**Part of a data file:**
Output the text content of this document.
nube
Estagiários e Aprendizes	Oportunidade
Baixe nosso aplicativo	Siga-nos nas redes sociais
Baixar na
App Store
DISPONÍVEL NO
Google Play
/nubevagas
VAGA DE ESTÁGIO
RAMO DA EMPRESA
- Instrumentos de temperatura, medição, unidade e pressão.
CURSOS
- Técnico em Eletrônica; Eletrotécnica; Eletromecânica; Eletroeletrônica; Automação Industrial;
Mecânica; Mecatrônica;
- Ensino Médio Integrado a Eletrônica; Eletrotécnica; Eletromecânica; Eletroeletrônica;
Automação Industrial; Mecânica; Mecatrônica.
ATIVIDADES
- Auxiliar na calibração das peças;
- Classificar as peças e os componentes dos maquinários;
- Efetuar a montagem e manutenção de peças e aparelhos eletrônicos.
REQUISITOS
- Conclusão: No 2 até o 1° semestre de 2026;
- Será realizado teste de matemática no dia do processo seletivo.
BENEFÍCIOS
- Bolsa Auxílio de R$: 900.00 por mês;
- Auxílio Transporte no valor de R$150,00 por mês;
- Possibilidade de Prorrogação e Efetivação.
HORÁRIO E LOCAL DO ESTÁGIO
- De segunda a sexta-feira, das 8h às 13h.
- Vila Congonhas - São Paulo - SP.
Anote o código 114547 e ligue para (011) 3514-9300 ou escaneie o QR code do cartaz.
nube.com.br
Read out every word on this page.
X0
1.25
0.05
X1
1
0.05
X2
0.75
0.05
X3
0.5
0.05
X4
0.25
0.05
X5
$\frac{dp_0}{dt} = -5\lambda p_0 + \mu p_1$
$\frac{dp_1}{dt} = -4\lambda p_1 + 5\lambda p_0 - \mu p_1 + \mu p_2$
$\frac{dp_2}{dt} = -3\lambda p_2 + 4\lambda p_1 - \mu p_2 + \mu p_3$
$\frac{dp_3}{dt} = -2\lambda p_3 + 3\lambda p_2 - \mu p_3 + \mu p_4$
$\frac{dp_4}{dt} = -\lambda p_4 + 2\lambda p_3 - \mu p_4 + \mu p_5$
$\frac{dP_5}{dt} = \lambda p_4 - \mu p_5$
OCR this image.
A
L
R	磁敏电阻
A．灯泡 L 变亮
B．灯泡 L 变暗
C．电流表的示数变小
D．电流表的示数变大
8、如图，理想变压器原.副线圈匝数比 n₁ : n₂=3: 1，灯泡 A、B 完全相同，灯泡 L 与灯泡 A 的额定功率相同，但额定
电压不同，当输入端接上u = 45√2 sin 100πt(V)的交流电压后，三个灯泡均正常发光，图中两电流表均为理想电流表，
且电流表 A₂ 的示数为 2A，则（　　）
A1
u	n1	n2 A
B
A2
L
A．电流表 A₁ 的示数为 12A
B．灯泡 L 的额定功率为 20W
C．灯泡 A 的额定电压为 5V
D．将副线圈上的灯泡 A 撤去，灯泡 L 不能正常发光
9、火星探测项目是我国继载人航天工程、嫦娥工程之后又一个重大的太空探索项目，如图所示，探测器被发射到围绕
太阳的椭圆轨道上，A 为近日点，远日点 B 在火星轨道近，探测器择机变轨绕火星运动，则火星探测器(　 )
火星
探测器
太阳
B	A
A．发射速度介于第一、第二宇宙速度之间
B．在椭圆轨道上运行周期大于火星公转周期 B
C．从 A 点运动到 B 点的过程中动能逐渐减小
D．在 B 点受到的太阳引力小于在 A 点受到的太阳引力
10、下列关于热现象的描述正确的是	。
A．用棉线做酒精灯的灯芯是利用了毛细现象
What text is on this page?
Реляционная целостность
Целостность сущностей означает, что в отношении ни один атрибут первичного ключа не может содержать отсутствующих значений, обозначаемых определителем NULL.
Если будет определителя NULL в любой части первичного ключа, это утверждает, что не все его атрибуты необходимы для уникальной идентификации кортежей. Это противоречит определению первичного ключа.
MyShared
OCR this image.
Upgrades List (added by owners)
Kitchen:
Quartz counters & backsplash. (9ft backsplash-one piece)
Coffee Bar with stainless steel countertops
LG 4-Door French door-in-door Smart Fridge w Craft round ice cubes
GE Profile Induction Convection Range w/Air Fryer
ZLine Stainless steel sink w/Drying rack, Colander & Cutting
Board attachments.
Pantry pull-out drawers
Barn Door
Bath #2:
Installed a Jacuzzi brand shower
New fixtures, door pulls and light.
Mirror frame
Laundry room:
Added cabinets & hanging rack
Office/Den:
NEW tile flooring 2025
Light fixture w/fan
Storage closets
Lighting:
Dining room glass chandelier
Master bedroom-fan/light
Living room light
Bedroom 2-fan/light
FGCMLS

**REQUEST:** Look through the listing above and count the lines where the string "rack" appears. Report the number only.

**TASK RESPONSE:** 2